» **ИСХОДНЫЙ ТЕКСТ**:
27. На кирпичном заводе
27. На кирпичном заводе
На какие темы могли мы разговаривать с Гришей, сидя однажды в теплое летнее воскресенье на берегу речки Юнь-Яги, у кирпичного завода, что в тридцати километрах от Воркуты? Завод представлял собой три низких сарая, глубоко врытых в землю, со сложенными внутри них примитивными печами для сушки и обжига кирпича. Формовали кирпичи вручную в среднем сарае, оттуда на носилках таскали их к печам.
Глину мяли не ногами, как мои древнейшие предки, ибо климат Воркуты отличен от египетского, а на весьма современной машине, состоявшей из большого деревянного барабана с валом, на который насажены четыре лопасти. К валу прикреплено бревно. Запрягаясь впятером, мы ходили по кругу и приводили в движение передовую технику двадцатого столетия.
Люди, руководившие постройкой пирамид, не догадались, что надсмотрщиков с бичами может заменить норма, за невыполнение которой дадут не обычный, а штрафной паек – триста граммов хлеба и черпак баланды на весь день. Но чем выше норма, тем больше желание схитрить – особенно, если дело касается уголовников. На лесоразработках они складывали штабеля с пустотой внутри. На строительстве ухитрялись сдавать бараки без засыпки в стенах – что нужды, если завтра тут поселят таких же лагерников? После нас хоть потоп!.. На рытье котлованов дважды сдавали одну и ту же работу.
На лагерном языке это называется "туфта".
– Ты же знаешь, Миша, я ненавижу туфту. Самая противная туфта – литературная. Буду всю жизнь мостовые мостить, а врать не стану!
От литературы мы перешли к голодовке.[56] Гриша еще не оправился от нее. Щеки впалые, глаза неестественно блестящие.

» **ИМЕЮЩИЕСЯ ДАННЫЕ**:
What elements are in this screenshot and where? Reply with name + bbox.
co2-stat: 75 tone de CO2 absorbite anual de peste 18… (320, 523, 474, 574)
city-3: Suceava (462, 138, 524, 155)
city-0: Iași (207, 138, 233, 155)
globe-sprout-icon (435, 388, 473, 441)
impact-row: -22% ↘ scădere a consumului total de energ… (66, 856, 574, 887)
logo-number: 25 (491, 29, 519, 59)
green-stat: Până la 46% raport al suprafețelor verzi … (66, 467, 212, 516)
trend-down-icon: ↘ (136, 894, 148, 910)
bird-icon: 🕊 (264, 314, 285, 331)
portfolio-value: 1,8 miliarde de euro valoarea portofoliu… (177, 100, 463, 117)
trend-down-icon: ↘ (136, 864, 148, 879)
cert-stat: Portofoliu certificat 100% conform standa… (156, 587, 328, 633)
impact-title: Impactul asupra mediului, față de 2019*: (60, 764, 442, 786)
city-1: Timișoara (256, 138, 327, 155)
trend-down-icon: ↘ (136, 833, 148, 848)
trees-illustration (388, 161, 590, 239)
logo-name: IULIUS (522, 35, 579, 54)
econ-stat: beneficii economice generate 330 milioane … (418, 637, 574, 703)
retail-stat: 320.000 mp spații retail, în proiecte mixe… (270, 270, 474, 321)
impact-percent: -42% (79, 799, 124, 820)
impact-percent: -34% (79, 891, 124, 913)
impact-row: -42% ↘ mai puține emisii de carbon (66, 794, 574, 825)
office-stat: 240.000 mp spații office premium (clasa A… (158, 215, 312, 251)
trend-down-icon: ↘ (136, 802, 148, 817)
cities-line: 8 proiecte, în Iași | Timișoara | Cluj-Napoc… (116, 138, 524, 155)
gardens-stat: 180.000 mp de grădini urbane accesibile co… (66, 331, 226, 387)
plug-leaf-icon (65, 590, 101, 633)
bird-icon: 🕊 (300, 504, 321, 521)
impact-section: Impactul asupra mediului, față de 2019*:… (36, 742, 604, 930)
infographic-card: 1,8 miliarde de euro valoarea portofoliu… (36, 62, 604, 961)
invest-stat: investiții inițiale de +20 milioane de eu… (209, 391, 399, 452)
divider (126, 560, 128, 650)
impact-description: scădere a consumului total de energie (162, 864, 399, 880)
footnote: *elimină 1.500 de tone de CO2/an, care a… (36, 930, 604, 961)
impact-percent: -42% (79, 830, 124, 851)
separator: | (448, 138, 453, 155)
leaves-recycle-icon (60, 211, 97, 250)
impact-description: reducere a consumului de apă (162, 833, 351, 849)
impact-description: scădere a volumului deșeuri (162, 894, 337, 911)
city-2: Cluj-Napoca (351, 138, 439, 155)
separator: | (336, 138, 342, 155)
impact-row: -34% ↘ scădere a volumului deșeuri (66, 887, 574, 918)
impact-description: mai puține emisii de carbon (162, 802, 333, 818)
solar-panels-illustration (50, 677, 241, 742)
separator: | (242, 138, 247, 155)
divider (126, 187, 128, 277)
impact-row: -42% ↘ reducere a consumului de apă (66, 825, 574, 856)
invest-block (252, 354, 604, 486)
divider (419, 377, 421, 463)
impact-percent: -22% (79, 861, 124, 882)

» **ЗАДАНИЯ**:
a – Перепишите записи без изменений, начиная с самой первой и заканчивая строкой, в которой стоит "cities-line: 8 proiecte, în", включая обе границы.
b – Напишите следующую часть текста о кирпичном заводе под Воркутой, начав сразу после его последнего предложения.

» **ОЖИДАЕМЫЕ ОТВЕТЫ**:
a –
What elements are in this screenshot and where? Reply with name + bbox.
co2-stat: 75 tone de CO2 absorbite anual de peste 18… (320, 523, 474, 574)
city-3: Suceava (462, 138, 524, 155)
city-0: Iași (207, 138, 233, 155)
globe-sprout-icon (435, 388, 473, 441)
impact-row: -22% ↘ scădere a consumului total de energ… (66, 856, 574, 887)
logo-number: 25 (491, 29, 519, 59)
green-stat: Până la 46% raport al suprafețelor verzi … (66, 467, 212, 516)
trend-down-icon: ↘ (136, 894, 148, 910)
bird-icon: 🕊 (264, 314, 285, 331)
portfolio-value: 1,8 miliarde de euro valoarea portofoliu… (177, 100, 463, 117)
trend-down-icon: ↘ (136, 864, 148, 879)
cert-stat: Portofoliu certificat 100% conform standa… (156, 587, 328, 633)
impact-title: Impactul asupra mediului, față de 2019*: (60, 764, 442, 786)
city-1: Timișoara (256, 138, 327, 155)
trend-down-icon: ↘ (136, 833, 148, 848)
trees-illustration (388, 161, 590, 239)
logo-name: IULIUS (522, 35, 579, 54)
econ-stat: beneficii economice generate 330 milioane … (418, 637, 574, 703)
retail-stat: 320.000 mp spații retail, în proiecte mixe… (270, 270, 474, 321)
impact-percent: -42% (79, 799, 124, 820)
impact-percent: -34% (79, 891, 124, 913)
impact-row: -42% ↘ mai puține emisii de carbon (66, 794, 574, 825)
office-stat: 240.000 mp spații office premium (clasa A… (158, 215, 312, 251)
trend-down-icon: ↘ (136, 802, 148, 817)
cities-line: 8 proiecte, în Iași | Timișoara | Cluj-Napoc… (116, 138, 524, 155)

b –
В первые годы сталинских расправ люди, не отвыкшие от мысли, что они люди, пытались протестовать. Местное начальство и слушать не желало никаких протестов, да и вряд ли оно могло что-либо сделать. Заключенным советовали: "Пишите заявления, но ни в коем случае не коллективные. За коллективку наказывают". – "Но мы слышали, гражданин начальник, что нашими заявлениями растапливают печку в спецчасти". – "Все равно, пишите".
Это означало: за писанье не накажут, а за протест вам достанется. Толку же не будет ни так, ни сяк.
Воркутинская голодовка, насколько я знаю, была самой упорной и длительной изо всех попыток утвердить свое человеческое достоинство. Главное, чего требовали – права работать в отдельных бригадах, без уголовников и туфты. Требование не столь серьезное – но принять его означало признать понятие "политический заключенный". А таких у нас нет. Следовательно, требование контрреволюционное, а голодовка – антисоветская.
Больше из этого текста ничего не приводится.